+++ Material supplied +++

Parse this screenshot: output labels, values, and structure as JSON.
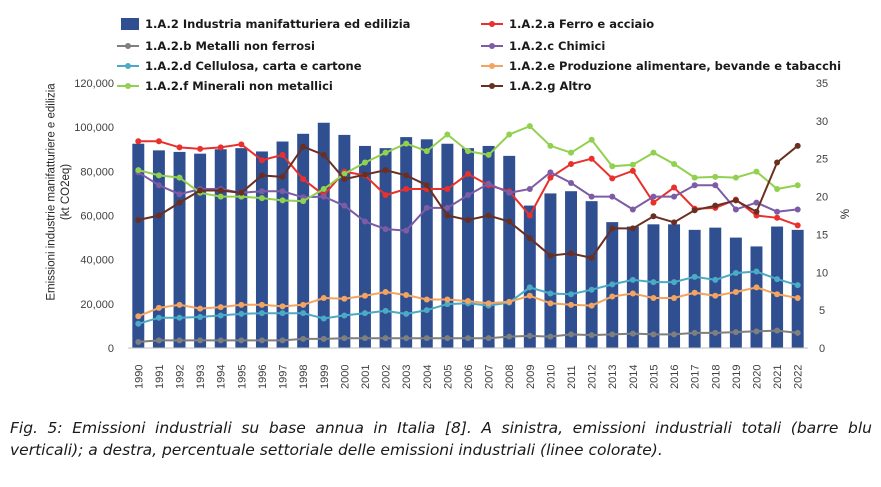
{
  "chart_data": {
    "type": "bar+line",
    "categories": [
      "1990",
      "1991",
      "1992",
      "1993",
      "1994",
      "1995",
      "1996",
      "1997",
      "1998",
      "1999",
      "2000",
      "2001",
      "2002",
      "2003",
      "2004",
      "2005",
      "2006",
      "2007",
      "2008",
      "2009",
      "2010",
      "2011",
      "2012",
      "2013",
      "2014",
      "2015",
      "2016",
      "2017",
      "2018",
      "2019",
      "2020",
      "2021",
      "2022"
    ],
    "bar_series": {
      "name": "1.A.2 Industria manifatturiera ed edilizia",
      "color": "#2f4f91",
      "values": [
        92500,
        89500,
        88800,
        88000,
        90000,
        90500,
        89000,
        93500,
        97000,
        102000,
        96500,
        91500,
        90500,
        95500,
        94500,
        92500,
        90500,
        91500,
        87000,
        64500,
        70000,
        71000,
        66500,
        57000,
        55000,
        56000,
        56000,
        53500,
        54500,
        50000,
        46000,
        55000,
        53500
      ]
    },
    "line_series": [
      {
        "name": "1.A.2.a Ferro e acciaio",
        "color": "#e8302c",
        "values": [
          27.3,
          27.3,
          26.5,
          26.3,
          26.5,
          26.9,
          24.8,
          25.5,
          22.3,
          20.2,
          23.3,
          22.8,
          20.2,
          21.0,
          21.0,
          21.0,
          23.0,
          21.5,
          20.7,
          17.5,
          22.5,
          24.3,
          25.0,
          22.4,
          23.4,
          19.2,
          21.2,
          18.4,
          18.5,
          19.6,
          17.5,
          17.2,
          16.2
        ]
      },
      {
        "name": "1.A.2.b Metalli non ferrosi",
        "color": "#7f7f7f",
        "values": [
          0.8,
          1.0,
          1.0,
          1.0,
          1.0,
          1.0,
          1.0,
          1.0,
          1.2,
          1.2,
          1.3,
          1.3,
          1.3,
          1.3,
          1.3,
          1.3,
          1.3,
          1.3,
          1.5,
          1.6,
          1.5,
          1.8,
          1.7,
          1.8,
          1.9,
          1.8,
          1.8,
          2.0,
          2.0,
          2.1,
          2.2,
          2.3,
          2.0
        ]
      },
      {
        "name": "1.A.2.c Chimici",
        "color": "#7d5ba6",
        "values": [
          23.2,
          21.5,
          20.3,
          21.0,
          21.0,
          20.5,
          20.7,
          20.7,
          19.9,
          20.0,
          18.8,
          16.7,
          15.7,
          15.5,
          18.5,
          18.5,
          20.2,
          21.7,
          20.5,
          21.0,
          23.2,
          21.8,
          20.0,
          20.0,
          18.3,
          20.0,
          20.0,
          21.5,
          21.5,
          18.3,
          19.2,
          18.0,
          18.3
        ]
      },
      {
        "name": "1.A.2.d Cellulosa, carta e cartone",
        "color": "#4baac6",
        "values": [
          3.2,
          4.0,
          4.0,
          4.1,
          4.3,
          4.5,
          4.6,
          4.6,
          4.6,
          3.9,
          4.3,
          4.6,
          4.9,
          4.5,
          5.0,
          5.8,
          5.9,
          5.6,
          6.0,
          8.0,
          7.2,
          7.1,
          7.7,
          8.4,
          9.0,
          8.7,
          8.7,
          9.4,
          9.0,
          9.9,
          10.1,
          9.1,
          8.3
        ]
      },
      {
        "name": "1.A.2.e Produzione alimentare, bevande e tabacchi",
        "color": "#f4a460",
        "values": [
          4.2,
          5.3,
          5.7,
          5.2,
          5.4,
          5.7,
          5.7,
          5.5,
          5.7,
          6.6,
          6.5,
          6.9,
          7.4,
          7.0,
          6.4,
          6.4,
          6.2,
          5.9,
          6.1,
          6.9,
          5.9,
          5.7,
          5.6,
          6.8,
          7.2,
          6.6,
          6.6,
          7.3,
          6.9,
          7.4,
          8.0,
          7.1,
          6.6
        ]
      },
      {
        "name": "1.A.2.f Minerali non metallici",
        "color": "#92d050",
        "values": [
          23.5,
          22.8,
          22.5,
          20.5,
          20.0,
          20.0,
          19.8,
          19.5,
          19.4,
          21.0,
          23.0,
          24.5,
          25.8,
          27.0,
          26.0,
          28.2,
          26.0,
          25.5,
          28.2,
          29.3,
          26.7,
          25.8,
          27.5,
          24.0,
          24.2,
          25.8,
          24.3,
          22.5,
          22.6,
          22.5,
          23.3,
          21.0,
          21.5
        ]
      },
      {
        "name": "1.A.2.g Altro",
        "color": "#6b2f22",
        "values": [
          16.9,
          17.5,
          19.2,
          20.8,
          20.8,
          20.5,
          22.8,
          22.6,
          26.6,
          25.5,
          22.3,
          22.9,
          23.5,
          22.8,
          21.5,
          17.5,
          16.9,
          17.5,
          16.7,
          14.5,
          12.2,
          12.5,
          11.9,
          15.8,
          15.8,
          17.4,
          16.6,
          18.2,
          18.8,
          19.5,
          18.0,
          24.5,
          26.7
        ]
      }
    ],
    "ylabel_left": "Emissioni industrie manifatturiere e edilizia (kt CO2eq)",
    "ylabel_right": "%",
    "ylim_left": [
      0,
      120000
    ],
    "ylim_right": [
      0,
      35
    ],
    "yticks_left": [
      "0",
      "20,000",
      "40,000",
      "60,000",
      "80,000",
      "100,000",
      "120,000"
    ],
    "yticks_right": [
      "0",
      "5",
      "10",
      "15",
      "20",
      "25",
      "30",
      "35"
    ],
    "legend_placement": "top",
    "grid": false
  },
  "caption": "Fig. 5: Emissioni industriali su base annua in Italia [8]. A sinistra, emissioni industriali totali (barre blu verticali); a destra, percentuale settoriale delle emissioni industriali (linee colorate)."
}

+++

Look through the data and gather every line with the string "edilizia" in it.

• The answer:
      "name": "1.A.2 Industria manifatturiera ed edilizia",
    "ylabel_left": "Emissioni industrie manifatturiere e edilizia (kt CO2eq)",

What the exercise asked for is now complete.